_EXERCISE AIM_:
Repeat the entire listing exactly as written.
:::::
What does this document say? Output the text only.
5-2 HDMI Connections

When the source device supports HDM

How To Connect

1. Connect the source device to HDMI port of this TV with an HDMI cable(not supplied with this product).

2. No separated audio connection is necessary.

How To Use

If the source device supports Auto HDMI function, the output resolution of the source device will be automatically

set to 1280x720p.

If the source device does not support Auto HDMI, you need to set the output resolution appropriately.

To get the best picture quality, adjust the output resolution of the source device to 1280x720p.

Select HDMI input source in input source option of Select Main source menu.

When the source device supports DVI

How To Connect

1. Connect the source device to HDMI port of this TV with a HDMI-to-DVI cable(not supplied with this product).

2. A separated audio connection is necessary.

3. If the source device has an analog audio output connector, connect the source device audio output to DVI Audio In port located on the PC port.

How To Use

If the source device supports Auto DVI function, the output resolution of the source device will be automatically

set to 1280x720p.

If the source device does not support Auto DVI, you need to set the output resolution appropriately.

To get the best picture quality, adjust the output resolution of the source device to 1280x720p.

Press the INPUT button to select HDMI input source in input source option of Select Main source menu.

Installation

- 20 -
:::::
_CORRECT OUTPUT_:
What does this document say? Output the text only.
5-2 HDMI Connections

When the source device supports HDM

How To Connect

1. Connect the source device to HDMI port of this TV with an HDMI cable(not supplied with this product).

2. No separated audio connection is necessary.

How To Use

If the source device supports Auto HDMI function, the output resolution of the source device will be automatically

set to 1280x720p.

If the source device does not support Auto HDMI, you need to set the output resolution appropriately.

To get the best picture quality, adjust the output resolution of the source device to 1280x720p.

Select HDMI input source in input source option of Select Main source menu.

When the source device supports DVI

How To Connect

1. Connect the source device to HDMI port of this TV with a HDMI-to-DVI cable(not supplied with this product).

2. A separated audio connection is necessary.

3. If the source device has an analog audio output connector, connect the source device audio output to DVI Audio In port located on the PC port.

How To Use

If the source device supports Auto DVI function, the output resolution of the source device will be automatically

set to 1280x720p.

If the source device does not support Auto DVI, you need to set the output resolution appropriately.

To get the best picture quality, adjust the output resolution of the source device to 1280x720p.

Press the INPUT button to select HDMI input source in input source option of Select Main source menu.

Installation

- 20 -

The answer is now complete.